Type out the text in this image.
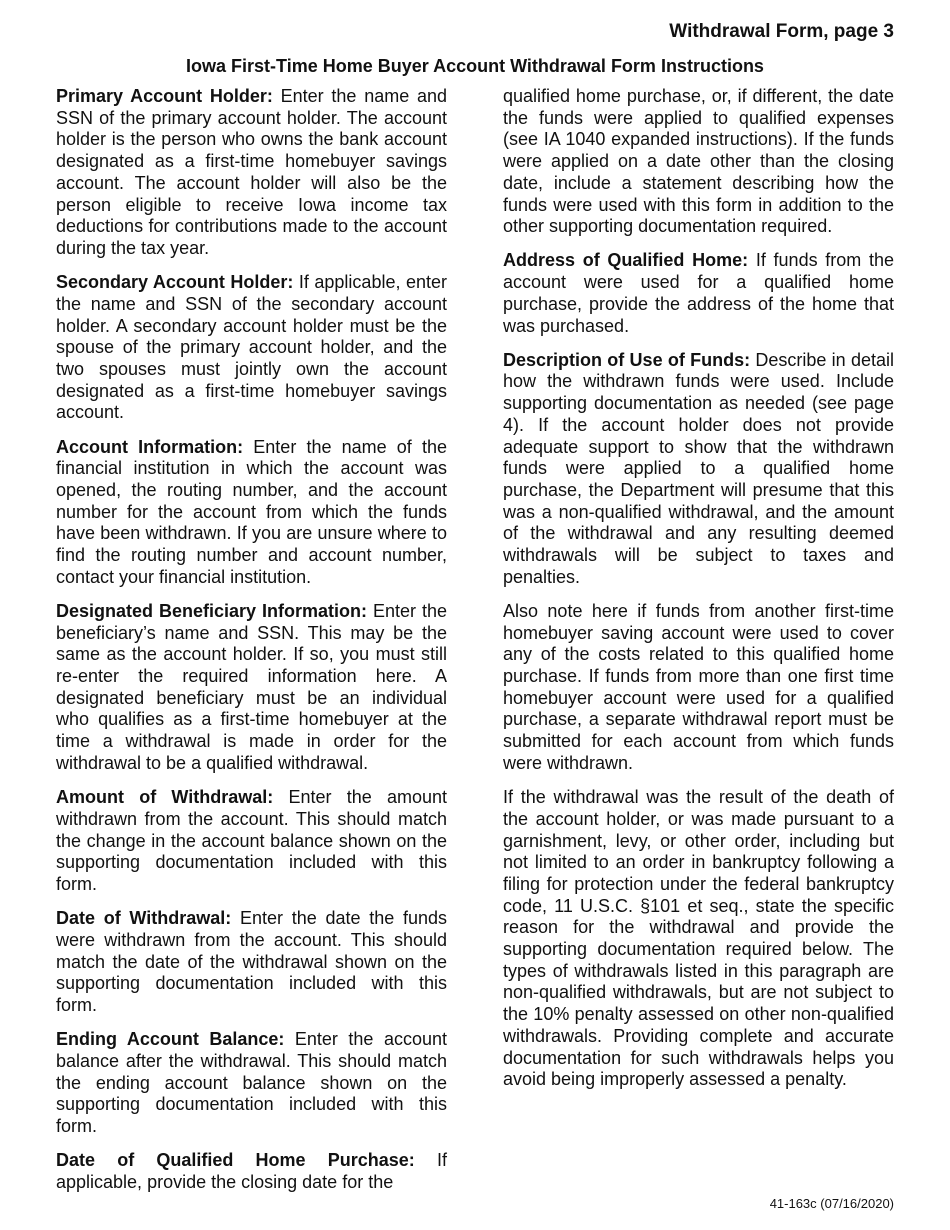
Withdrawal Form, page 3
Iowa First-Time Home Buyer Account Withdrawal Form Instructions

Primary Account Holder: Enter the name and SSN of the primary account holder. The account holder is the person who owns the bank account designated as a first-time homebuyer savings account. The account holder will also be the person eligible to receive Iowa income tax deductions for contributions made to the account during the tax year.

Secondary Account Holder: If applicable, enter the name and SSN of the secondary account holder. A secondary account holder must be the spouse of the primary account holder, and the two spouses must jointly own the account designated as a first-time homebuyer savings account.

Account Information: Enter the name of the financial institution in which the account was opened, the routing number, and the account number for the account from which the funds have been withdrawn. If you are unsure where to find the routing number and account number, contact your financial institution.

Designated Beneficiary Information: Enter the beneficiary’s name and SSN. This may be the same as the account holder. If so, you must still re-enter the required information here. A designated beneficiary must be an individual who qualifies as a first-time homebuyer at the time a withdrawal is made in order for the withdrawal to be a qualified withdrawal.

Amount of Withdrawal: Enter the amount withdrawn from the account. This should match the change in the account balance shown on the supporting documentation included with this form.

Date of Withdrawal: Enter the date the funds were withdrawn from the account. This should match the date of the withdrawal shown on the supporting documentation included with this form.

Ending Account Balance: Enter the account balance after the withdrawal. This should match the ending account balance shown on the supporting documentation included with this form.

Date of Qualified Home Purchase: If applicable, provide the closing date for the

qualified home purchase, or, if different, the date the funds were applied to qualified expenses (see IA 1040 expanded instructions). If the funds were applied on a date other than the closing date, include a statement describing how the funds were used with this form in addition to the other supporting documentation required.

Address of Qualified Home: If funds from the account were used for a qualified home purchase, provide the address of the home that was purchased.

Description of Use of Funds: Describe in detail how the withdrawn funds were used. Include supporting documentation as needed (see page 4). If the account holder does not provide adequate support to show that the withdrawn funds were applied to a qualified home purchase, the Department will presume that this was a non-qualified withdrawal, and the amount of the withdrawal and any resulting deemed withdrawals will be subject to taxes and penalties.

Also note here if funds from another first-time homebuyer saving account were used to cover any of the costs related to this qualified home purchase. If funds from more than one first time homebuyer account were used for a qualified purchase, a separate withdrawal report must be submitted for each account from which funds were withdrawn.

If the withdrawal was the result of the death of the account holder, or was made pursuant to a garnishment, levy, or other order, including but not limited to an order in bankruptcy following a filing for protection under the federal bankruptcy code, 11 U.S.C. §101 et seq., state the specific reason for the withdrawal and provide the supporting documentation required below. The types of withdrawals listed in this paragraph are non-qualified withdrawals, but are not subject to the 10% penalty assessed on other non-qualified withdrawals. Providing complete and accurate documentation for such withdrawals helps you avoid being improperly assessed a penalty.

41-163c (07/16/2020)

AIM ::
Without including any pictures, output all the entries above exactly.

REPLY ::
Type out the text in this image.
Withdrawal Form, page 3
Iowa First-Time Home Buyer Account Withdrawal Form Instructions

Primary Account Holder: Enter the name and SSN of the primary account holder. The account holder is the person who owns the bank account designated as a first-time homebuyer savings account. The account holder will also be the person eligible to receive Iowa income tax deductions for contributions made to the account during the tax year.

Secondary Account Holder: If applicable, enter the name and SSN of the secondary account holder. A secondary account holder must be the spouse of the primary account holder, and the two spouses must jointly own the account designated as a first-time homebuyer savings account.

Account Information: Enter the name of the financial institution in which the account was opened, the routing number, and the account number for the account from which the funds have been withdrawn. If you are unsure where to find the routing number and account number, contact your financial institution.

Designated Beneficiary Information: Enter the beneficiary’s name and SSN. This may be the same as the account holder. If so, you must still re-enter the required information here. A designated beneficiary must be an individual who qualifies as a first-time homebuyer at the time a withdrawal is made in order for the withdrawal to be a qualified withdrawal.

Amount of Withdrawal: Enter the amount withdrawn from the account. This should match the change in the account balance shown on the supporting documentation included with this form.

Date of Withdrawal: Enter the date the funds were withdrawn from the account. This should match the date of the withdrawal shown on the supporting documentation included with this form.

Ending Account Balance: Enter the account balance after the withdrawal. This should match the ending account balance shown on the supporting documentation included with this form.

Date of Qualified Home Purchase: If applicable, provide the closing date for the

qualified home purchase, or, if different, the date the funds were applied to qualified expenses (see IA 1040 expanded instructions). If the funds were applied on a date other than the closing date, include a statement describing how the funds were used with this form in addition to the other supporting documentation required.

Address of Qualified Home: If funds from the account were used for a qualified home purchase, provide the address of the home that was purchased.

Description of Use of Funds: Describe in detail how the withdrawn funds were used. Include supporting documentation as needed (see page 4). If the account holder does not provide adequate support to show that the withdrawn funds were applied to a qualified home purchase, the Department will presume that this was a non-qualified withdrawal, and the amount of the withdrawal and any resulting deemed withdrawals will be subject to taxes and penalties.

Also note here if funds from another first-time homebuyer saving account were used to cover any of the costs related to this qualified home purchase. If funds from more than one first time homebuyer account were used for a qualified purchase, a separate withdrawal report must be submitted for each account from which funds were withdrawn.

If the withdrawal was the result of the death of the account holder, or was made pursuant to a garnishment, levy, or other order, including but not limited to an order in bankruptcy following a filing for protection under the federal bankruptcy code, 11 U.S.C. §101 et seq., state the specific reason for the withdrawal and provide the supporting documentation required below. The types of withdrawals listed in this paragraph are non-qualified withdrawals, but are not subject to the 10% penalty assessed on other non-qualified withdrawals. Providing complete and accurate documentation for such withdrawals helps you avoid being improperly assessed a penalty.

41-163c (07/16/2020)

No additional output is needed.